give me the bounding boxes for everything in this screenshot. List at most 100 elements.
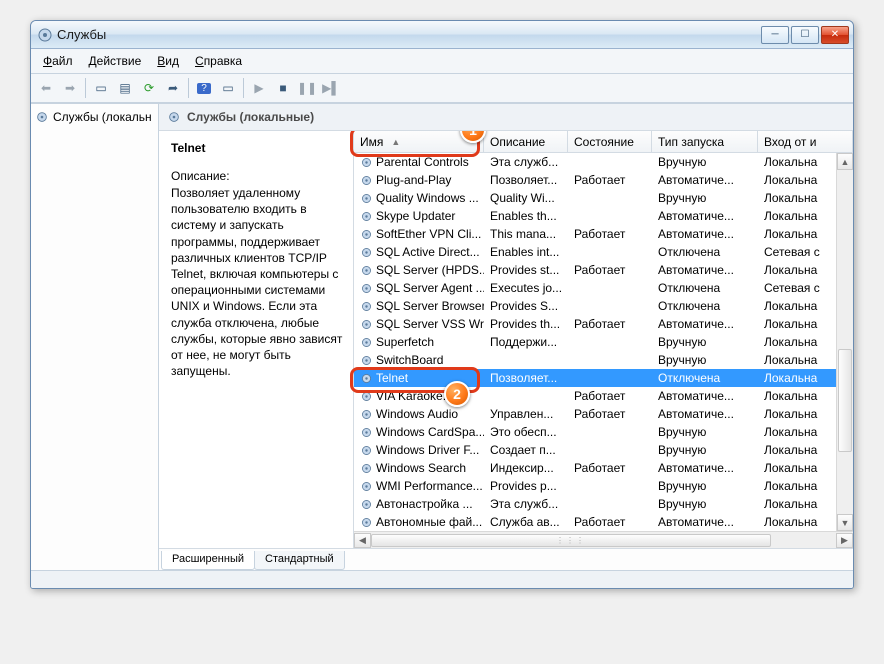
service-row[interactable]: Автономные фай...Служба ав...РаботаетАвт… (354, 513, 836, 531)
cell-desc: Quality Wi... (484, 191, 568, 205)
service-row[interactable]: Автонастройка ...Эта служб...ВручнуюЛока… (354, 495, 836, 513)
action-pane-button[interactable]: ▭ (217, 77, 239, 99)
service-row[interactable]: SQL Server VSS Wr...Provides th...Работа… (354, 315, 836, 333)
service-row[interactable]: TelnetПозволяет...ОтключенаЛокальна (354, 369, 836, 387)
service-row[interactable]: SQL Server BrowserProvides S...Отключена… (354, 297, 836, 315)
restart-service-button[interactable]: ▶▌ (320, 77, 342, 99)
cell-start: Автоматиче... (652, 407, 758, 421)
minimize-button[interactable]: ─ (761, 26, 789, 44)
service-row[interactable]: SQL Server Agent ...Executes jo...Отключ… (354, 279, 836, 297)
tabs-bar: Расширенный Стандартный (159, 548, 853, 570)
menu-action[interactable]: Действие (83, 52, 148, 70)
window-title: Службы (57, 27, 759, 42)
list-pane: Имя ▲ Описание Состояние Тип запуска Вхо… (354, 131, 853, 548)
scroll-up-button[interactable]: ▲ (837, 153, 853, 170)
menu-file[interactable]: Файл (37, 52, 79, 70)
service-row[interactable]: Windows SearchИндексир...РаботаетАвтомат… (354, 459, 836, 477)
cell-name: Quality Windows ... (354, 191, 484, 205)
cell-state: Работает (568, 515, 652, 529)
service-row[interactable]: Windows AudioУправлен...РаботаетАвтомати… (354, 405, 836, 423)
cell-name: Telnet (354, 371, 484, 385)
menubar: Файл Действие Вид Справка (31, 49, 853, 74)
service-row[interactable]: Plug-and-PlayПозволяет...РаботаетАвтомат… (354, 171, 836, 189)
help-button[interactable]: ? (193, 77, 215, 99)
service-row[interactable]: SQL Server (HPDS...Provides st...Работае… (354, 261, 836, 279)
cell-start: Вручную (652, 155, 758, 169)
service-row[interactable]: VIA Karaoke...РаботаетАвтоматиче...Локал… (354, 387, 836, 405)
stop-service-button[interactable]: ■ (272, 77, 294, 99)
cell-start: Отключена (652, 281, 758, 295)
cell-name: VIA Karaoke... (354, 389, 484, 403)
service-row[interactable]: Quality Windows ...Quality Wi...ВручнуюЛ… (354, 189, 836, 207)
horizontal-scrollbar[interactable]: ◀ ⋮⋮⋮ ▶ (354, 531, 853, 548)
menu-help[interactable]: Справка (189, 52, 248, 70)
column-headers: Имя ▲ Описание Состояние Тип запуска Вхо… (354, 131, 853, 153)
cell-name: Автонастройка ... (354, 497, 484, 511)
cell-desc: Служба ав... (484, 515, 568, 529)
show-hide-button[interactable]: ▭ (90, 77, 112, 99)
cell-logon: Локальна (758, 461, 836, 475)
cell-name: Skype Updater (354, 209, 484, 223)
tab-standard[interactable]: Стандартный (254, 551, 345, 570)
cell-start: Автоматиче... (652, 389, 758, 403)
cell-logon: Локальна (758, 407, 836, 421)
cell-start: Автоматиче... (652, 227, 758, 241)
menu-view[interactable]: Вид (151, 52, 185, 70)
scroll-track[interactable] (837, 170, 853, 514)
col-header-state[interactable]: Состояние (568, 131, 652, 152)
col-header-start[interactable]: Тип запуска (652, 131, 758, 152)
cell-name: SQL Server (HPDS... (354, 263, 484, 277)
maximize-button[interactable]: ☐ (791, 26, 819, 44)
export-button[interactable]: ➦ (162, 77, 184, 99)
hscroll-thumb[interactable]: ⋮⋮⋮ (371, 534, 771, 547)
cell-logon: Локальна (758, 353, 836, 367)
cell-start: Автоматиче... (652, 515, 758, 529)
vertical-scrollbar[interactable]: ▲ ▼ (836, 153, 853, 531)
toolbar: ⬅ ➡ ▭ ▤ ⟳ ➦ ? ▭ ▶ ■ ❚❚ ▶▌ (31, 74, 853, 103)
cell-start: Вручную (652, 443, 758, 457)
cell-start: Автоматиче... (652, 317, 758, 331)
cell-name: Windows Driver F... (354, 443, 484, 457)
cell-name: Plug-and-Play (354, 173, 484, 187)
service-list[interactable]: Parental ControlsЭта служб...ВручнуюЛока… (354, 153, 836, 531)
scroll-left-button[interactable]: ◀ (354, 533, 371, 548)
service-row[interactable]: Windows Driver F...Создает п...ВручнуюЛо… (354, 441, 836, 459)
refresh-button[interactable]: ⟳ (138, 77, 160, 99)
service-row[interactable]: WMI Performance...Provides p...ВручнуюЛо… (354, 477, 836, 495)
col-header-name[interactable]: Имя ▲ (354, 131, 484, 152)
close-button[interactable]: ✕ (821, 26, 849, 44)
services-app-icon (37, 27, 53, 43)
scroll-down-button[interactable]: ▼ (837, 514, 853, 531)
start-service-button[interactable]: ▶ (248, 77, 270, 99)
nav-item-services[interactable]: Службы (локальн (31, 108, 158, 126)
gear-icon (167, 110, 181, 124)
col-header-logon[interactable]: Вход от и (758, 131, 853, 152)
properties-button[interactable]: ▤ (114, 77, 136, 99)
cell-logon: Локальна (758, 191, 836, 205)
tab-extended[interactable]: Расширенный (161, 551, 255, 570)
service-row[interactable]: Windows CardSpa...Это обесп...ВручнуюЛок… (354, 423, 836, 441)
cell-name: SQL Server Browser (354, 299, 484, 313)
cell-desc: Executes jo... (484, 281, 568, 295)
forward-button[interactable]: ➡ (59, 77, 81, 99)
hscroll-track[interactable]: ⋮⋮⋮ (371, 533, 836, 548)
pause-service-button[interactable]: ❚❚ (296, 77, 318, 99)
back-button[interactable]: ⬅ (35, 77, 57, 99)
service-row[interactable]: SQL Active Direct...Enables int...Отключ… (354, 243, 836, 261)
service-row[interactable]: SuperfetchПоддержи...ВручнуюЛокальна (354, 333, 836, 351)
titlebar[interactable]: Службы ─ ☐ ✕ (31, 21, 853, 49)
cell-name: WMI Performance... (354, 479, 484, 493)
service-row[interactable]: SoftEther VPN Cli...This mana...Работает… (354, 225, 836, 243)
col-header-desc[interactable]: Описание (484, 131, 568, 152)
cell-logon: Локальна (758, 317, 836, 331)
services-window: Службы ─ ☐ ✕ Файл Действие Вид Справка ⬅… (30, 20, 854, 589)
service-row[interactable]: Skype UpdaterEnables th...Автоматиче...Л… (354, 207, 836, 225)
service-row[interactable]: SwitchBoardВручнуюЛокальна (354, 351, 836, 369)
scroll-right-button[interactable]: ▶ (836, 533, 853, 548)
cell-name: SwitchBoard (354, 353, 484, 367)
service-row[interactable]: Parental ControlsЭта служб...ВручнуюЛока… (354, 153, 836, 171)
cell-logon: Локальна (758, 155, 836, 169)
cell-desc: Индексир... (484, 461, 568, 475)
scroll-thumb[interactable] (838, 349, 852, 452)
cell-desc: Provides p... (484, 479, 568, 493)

#### Your instructions:
Please copy word for word the lines of the material above, beginning at the line that contains "service-row[interactable]: Автономные фай...Служба" and stopping after the line that contains "cell-name: Quality Windows", with both of those lines included.

#### Answer below:
service-row[interactable]: Автономные фай...Служба ав...РаботаетАвт… (354, 513, 836, 531)
cell-desc: Quality Wi... (484, 191, 568, 205)
service-row[interactable]: Автонастройка ...Эта служб...ВручнуюЛока… (354, 495, 836, 513)
action-pane-button[interactable]: ▭ (217, 77, 239, 99)
service-row[interactable]: SQL Server VSS Wr...Provides th...Работа… (354, 315, 836, 333)
service-row[interactable]: TelnetПозволяет...ОтключенаЛокальна (354, 369, 836, 387)
service-row[interactable]: SQL Server BrowserProvides S...Отключена… (354, 297, 836, 315)
restart-service-button[interactable]: ▶▌ (320, 77, 342, 99)
cell-start: Автоматиче... (652, 407, 758, 421)
minimize-button[interactable]: ─ (761, 26, 789, 44)
service-row[interactable]: SQL Server Agent ...Executes jo...Отключ… (354, 279, 836, 297)
tabs-bar: Расширенный Стандартный (159, 548, 853, 570)
menu-action[interactable]: Действие (83, 52, 148, 70)
window-title: Службы (57, 27, 759, 42)
list-pane: Имя ▲ Описание Состояние Тип запуска Вхо… (354, 131, 853, 548)
scroll-up-button[interactable]: ▲ (837, 153, 853, 170)
menu-file[interactable]: Файл (37, 52, 79, 70)
service-row[interactable]: Windows SearchИндексир...РаботаетАвтомат… (354, 459, 836, 477)
cell-name: Quality Windows ... (354, 191, 484, 205)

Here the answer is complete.